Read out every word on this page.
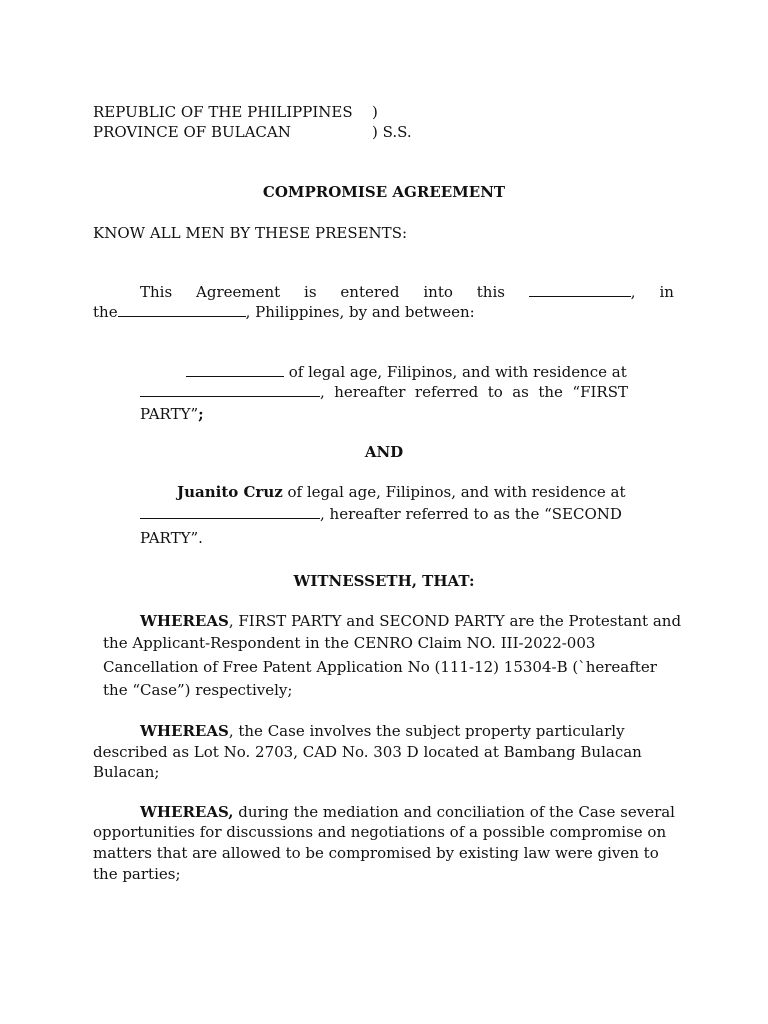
REPUBLIC OF THE PHILIPPINES )
PROVINCE OF BULACAN	) S.S.
COMPROMISE AGREEMENT
KNOW ALL MEN BY THESE PRESENTS:
This Agreement is entered into this	, in
the	, Philippines, by and between:
of legal age, Filipinos, and with residence at
, hereafter referred to as the “FIRST
PARTY”;
AND
Juanito Cruz of legal age, Filipinos, and with residence at
, hereafter referred to as the “SECOND
PARTY”.
WITNESSETH, THAT:
WHEREAS, FIRST PARTY and SECOND PARTY are the Protestant and
the Applicant-Respondent in the CENRO Claim NO. III-2022-003
Cancellation of Free Patent Application No (111-12) 15304-B (`hereafter
the “Case”) respectively;
WHEREAS, the Case involves the subject property particularly
described as Lot No. 2703, CAD No. 303 D located at Bambang Bulacan
Bulacan;
WHEREAS, during the mediation and conciliation of the Case several
opportunities for discussions and negotiations of a possible compromise on
matters that are allowed to be compromised by existing law were given to
the parties;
::::::::
» GIVEN INSTRUCTION
Using the entries above, return each line that includes the word "this".

» RESPONSE
Read out every word on this page.
This Agreement is entered into this	, in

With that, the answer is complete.